> Exercise goal: Where a line of the listing below includes the word "инспекции", reproduce that line.

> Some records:
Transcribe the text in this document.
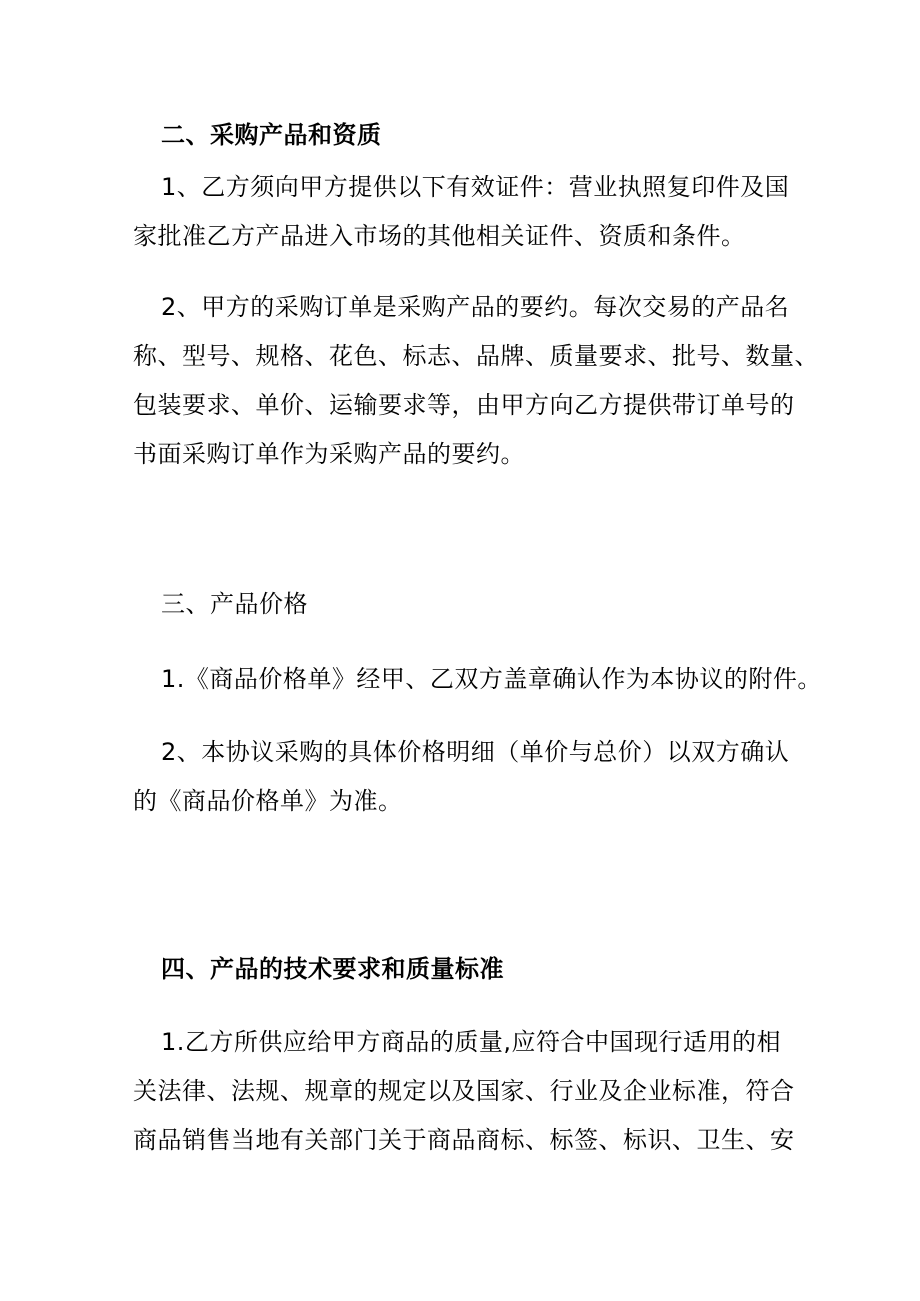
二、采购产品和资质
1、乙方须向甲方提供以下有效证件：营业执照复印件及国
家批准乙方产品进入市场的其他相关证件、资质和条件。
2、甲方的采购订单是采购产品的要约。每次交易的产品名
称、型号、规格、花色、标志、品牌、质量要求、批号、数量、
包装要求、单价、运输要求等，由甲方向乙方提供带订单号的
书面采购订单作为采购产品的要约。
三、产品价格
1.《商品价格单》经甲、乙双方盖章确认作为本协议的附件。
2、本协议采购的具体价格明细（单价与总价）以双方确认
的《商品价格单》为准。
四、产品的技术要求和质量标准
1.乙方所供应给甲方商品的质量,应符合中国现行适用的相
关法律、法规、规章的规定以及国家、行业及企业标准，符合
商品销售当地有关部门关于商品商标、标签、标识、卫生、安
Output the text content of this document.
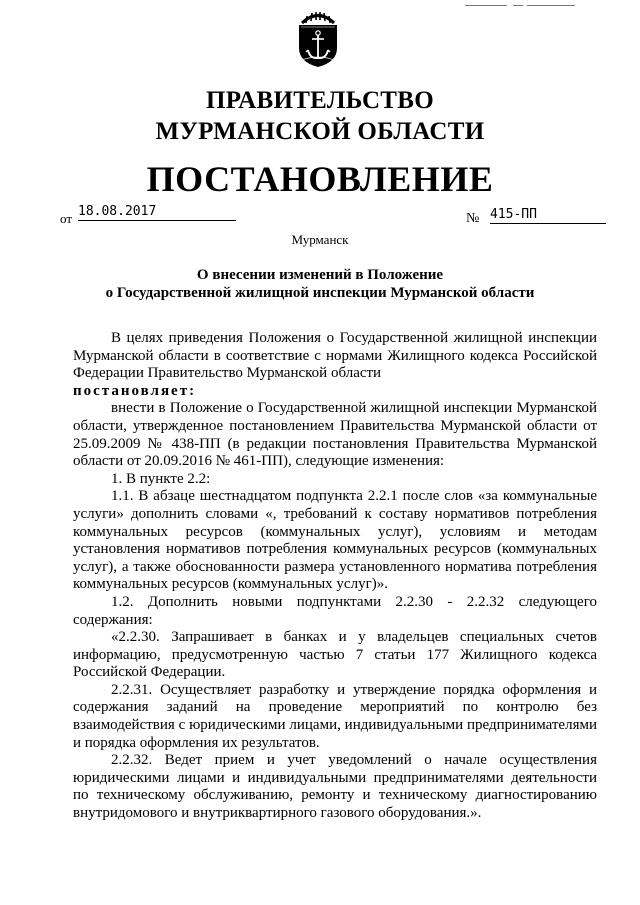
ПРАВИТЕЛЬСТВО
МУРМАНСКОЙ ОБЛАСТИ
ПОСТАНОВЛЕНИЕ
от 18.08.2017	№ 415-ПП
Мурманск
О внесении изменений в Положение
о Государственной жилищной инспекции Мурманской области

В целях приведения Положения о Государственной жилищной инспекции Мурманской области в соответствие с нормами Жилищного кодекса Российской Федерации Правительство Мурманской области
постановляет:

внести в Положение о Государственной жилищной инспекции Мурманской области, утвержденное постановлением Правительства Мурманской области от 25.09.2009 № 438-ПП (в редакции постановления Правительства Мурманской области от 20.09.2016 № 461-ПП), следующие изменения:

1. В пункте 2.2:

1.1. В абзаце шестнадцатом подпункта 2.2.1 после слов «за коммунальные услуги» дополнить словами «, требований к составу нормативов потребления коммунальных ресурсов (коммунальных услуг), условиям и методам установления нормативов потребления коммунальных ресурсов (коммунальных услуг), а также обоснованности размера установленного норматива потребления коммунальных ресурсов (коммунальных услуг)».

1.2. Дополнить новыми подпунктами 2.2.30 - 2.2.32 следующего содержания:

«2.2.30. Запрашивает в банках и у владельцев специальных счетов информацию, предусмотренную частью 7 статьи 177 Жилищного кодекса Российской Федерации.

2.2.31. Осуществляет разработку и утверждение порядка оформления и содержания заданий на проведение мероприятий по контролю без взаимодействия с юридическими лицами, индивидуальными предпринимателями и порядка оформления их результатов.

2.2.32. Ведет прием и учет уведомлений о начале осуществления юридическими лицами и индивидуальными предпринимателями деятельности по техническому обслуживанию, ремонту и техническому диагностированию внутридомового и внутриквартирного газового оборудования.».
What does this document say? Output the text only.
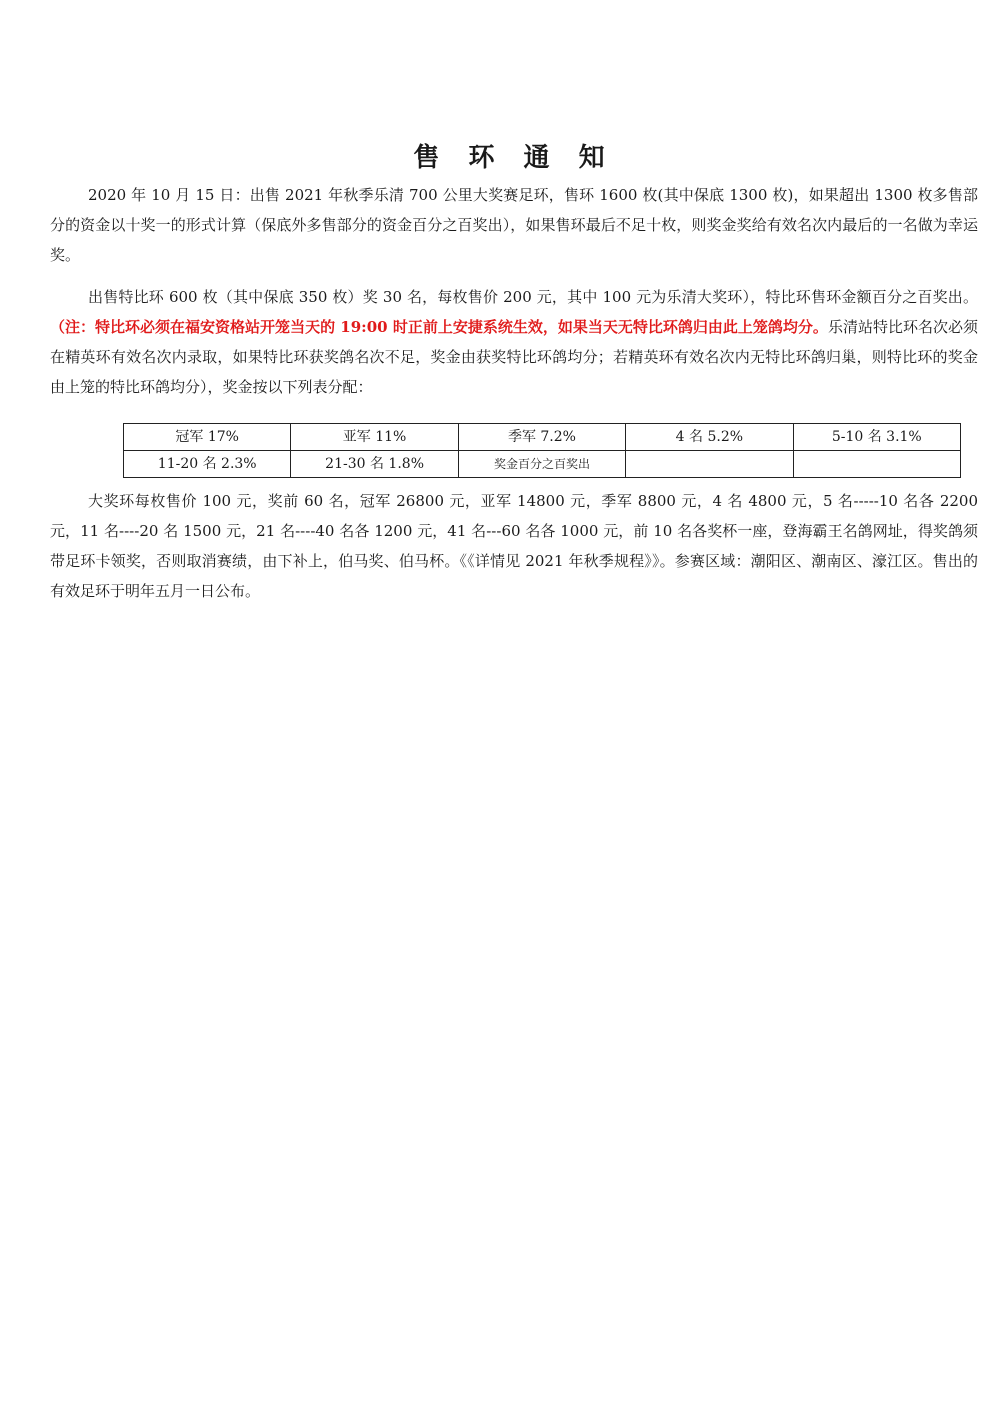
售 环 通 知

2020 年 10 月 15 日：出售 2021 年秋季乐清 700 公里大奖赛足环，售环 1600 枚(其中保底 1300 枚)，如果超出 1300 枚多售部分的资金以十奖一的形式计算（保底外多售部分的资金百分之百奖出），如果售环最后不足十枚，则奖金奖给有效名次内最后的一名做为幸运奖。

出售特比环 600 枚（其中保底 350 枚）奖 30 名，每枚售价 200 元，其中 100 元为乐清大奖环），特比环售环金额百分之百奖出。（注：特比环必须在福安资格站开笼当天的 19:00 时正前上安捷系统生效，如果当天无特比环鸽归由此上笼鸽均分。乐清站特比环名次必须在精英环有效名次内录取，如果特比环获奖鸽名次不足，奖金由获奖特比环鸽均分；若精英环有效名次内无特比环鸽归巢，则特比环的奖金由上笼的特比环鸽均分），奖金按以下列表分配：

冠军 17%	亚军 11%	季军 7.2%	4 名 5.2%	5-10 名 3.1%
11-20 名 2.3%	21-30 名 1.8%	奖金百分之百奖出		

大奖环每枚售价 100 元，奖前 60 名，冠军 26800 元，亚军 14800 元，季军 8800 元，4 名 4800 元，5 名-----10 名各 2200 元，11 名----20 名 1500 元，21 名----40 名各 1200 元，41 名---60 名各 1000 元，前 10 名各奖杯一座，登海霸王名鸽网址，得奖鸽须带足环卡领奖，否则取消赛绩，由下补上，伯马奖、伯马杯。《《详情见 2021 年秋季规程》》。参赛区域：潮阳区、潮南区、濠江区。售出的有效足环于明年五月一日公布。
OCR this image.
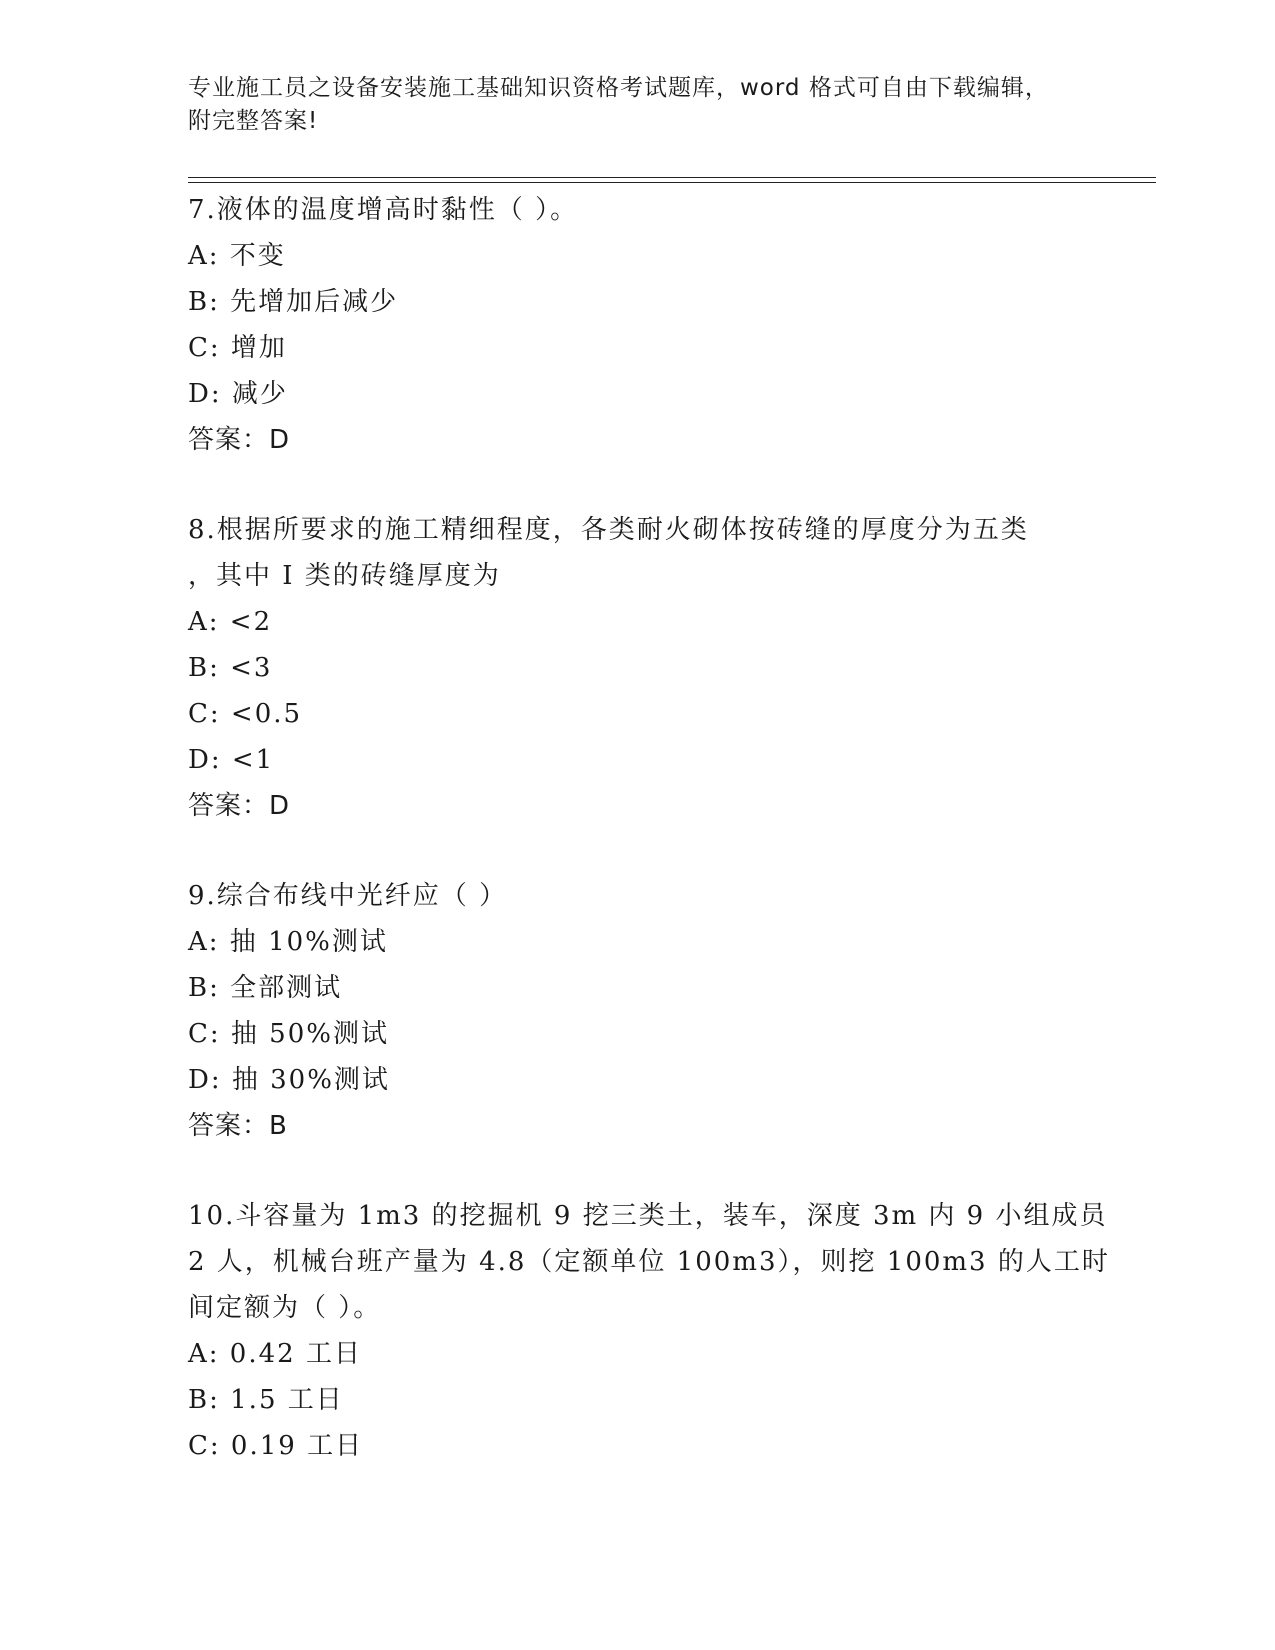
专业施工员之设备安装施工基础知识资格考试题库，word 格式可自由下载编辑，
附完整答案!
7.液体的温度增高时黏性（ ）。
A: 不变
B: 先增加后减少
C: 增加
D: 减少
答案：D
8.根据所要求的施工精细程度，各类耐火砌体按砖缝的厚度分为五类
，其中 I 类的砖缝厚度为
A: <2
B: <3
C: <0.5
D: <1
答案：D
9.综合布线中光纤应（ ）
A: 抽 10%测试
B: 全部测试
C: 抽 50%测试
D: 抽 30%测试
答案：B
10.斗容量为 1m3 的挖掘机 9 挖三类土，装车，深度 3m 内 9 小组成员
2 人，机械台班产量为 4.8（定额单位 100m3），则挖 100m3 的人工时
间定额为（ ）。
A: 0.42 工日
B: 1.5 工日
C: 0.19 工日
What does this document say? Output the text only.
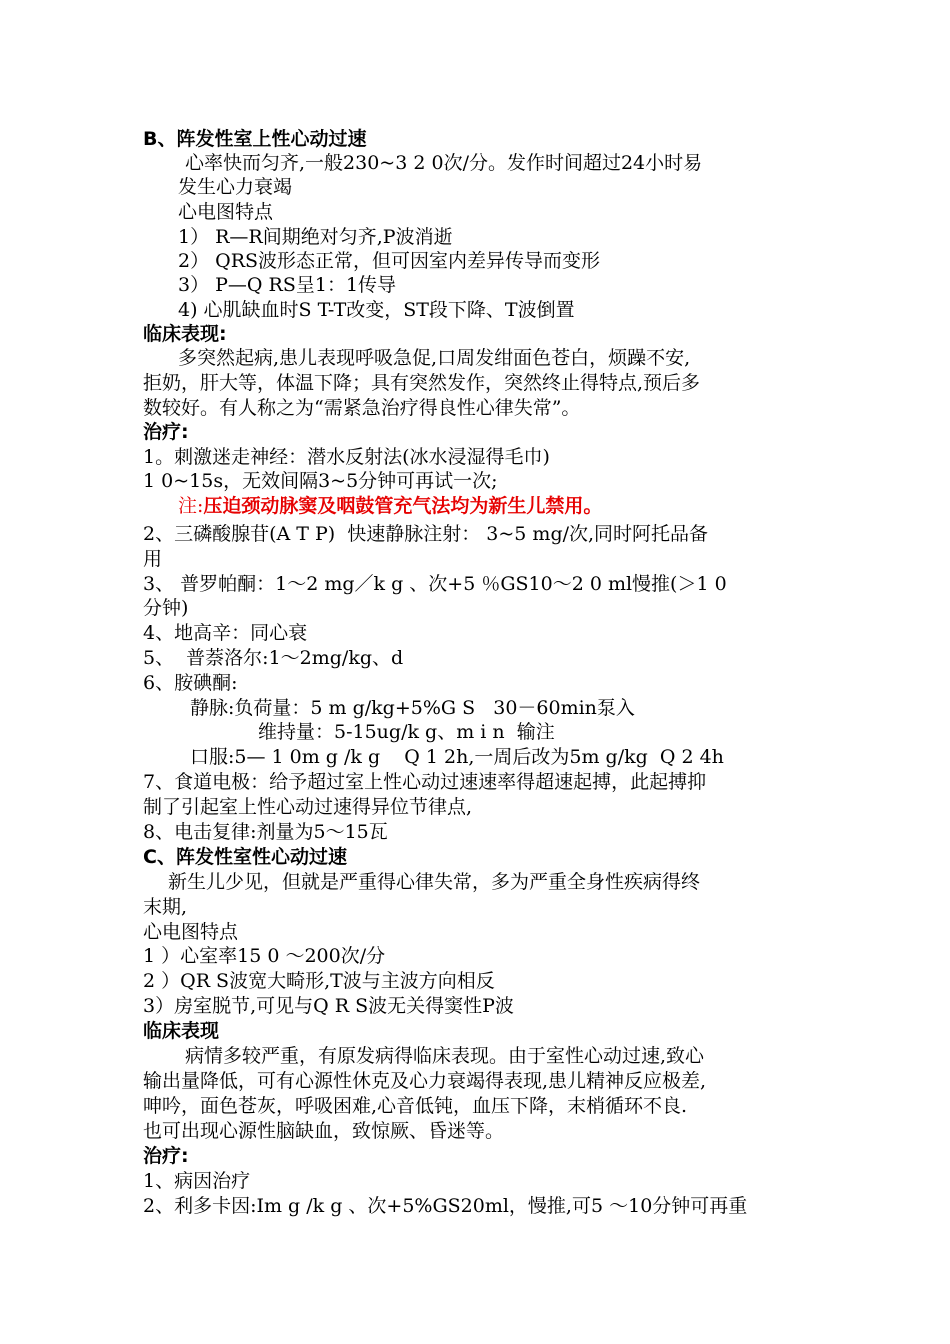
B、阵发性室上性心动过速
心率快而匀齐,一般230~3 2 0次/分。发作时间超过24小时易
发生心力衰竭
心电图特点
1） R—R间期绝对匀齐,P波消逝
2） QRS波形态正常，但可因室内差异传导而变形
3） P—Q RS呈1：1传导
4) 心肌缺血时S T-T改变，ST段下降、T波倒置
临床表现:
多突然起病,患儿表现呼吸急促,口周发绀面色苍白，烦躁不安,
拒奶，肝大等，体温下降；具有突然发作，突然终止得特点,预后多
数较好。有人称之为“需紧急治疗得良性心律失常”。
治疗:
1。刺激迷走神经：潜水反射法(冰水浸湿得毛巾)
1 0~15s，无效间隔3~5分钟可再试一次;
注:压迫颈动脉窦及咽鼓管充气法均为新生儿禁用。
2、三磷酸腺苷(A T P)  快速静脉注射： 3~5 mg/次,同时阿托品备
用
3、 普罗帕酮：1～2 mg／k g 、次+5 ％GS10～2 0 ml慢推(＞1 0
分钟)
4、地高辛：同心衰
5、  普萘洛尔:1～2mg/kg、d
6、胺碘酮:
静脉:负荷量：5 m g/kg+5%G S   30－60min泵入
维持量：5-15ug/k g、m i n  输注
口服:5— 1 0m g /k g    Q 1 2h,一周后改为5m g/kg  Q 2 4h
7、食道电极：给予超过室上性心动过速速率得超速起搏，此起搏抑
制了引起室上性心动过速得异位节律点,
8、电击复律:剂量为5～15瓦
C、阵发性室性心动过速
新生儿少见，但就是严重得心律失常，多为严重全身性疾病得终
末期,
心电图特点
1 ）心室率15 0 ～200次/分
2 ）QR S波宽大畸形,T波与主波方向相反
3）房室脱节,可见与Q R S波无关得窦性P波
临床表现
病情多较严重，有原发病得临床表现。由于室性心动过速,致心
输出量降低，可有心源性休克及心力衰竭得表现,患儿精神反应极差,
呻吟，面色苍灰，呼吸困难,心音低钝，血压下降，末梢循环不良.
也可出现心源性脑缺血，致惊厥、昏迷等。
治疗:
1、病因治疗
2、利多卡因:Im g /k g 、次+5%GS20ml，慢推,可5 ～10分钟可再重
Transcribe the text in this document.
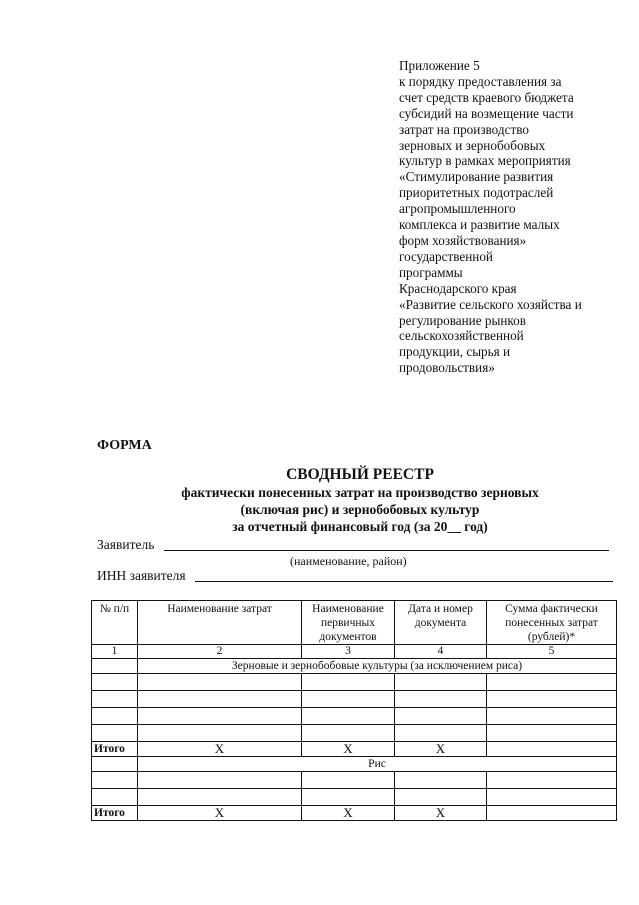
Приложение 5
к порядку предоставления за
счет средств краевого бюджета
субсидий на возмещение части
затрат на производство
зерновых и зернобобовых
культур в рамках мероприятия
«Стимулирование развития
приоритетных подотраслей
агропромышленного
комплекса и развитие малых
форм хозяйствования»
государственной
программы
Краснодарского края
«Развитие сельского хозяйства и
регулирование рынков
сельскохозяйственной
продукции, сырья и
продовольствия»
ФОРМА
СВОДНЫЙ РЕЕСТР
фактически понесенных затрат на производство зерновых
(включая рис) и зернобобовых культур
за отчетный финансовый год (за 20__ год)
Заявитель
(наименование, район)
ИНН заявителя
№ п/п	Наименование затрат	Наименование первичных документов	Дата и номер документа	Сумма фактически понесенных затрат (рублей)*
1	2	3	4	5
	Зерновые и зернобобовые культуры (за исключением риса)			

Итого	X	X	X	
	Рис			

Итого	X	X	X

> Exercise response:
о Государственной жилищной инспекции Мурманской области
В целях приведения Положения о Государственной жилищной инспекции Мурманской области в соответствие с нормами Жилищного кодекса Российской Федерации Правительство Мурманской области
внести в Положение о Государственной жилищной инспекции Мурманской области, утвержденное постановлением Правительства Мурманской области от 25.09.2009 № 438-ПП (в редакции постановления Правительства Мурманской области от 20.09.2016 № 461-ПП), следующие изменения:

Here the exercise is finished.